Dataset excerpts
■ ■ ■ ■ ■

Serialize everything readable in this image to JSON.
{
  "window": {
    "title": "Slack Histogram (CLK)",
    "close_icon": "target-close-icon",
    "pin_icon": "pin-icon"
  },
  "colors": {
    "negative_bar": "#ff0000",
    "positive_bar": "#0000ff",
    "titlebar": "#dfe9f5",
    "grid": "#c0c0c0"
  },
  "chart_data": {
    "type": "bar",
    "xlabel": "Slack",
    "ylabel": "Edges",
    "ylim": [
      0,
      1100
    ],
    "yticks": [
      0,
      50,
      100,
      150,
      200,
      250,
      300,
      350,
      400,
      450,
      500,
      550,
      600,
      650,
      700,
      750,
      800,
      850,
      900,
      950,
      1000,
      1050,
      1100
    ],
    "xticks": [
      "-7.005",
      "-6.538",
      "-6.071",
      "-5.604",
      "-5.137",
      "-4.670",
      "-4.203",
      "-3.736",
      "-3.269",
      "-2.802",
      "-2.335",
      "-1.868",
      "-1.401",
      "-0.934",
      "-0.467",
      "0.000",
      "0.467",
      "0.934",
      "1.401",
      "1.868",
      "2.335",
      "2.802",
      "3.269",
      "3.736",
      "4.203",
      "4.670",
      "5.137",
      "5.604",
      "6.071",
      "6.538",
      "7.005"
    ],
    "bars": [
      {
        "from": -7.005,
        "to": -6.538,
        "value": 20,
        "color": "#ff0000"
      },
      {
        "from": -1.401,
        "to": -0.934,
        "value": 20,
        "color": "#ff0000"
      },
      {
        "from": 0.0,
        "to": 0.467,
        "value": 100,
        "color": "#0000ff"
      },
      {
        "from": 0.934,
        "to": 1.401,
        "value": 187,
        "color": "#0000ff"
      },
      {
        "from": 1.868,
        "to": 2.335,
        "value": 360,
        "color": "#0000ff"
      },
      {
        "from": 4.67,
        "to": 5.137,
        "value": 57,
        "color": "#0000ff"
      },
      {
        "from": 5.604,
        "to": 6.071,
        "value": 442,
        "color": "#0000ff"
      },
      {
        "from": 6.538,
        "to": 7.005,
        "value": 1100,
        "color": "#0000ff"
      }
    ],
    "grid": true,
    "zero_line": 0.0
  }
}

■ ■ ■ ■ ■

WHAT THE TASK ASKS: Write out the material exactly as given.

SOLUTION FOR THIS TASK:
Serialize everything readable in this image to JSON.
{
  "window": {
    "title": "Slack Histogram (CLK)",
    "close_icon": "target-close-icon",
    "pin_icon": "pin-icon"
  },
  "colors": {
    "negative_bar": "#ff0000",
    "positive_bar": "#0000ff",
    "titlebar": "#dfe9f5",
    "grid": "#c0c0c0"
  },
  "chart_data": {
    "type": "bar",
    "xlabel": "Slack",
    "ylabel": "Edges",
    "ylim": [
      0,
      1100
    ],
    "yticks": [
      0,
      50,
      100,
      150,
      200,
      250,
      300,
      350,
      400,
      450,
      500,
      550,
      600,
      650,
      700,
      750,
      800,
      850,
      900,
      950,
      1000,
      1050,
      1100
    ],
    "xticks": [
      "-7.005",
      "-6.538",
      "-6.071",
      "-5.604",
      "-5.137",
      "-4.670",
      "-4.203",
      "-3.736",
      "-3.269",
      "-2.802",
      "-2.335",
      "-1.868",
      "-1.401",
      "-0.934",
      "-0.467",
      "0.000",
      "0.467",
      "0.934",
      "1.401",
      "1.868",
      "2.335",
      "2.802",
      "3.269",
      "3.736",
      "4.203",
      "4.670",
      "5.137",
      "5.604",
      "6.071",
      "6.538",
      "7.005"
    ],
    "bars": [
      {
        "from": -7.005,
        "to": -6.538,
        "value": 20,
        "color": "#ff0000"
      },
      {
        "from": -1.401,
        "to": -0.934,
        "value": 20,
        "color": "#ff0000"
      },
      {
        "from": 0.0,
        "to": 0.467,
        "value": 100,
        "color": "#0000ff"
      },
      {
        "from": 0.934,
        "to": 1.401,
        "value": 187,
        "color": "#0000ff"
      },
      {
        "from": 1.868,
        "to": 2.335,
        "value": 360,
        "color": "#0000ff"
      },
      {
        "from": 4.67,
        "to": 5.137,
        "value": 57,
        "color": "#0000ff"
      },
      {
        "from": 5.604,
        "to": 6.071,
        "value": 442,
        "color": "#0000ff"
      },
      {
        "from": 6.538,
        "to": 7.005,
        "value": 1100,
        "color": "#0000ff"
      }
    ],
    "grid": true,
    "zero_line": 0.0
  }
}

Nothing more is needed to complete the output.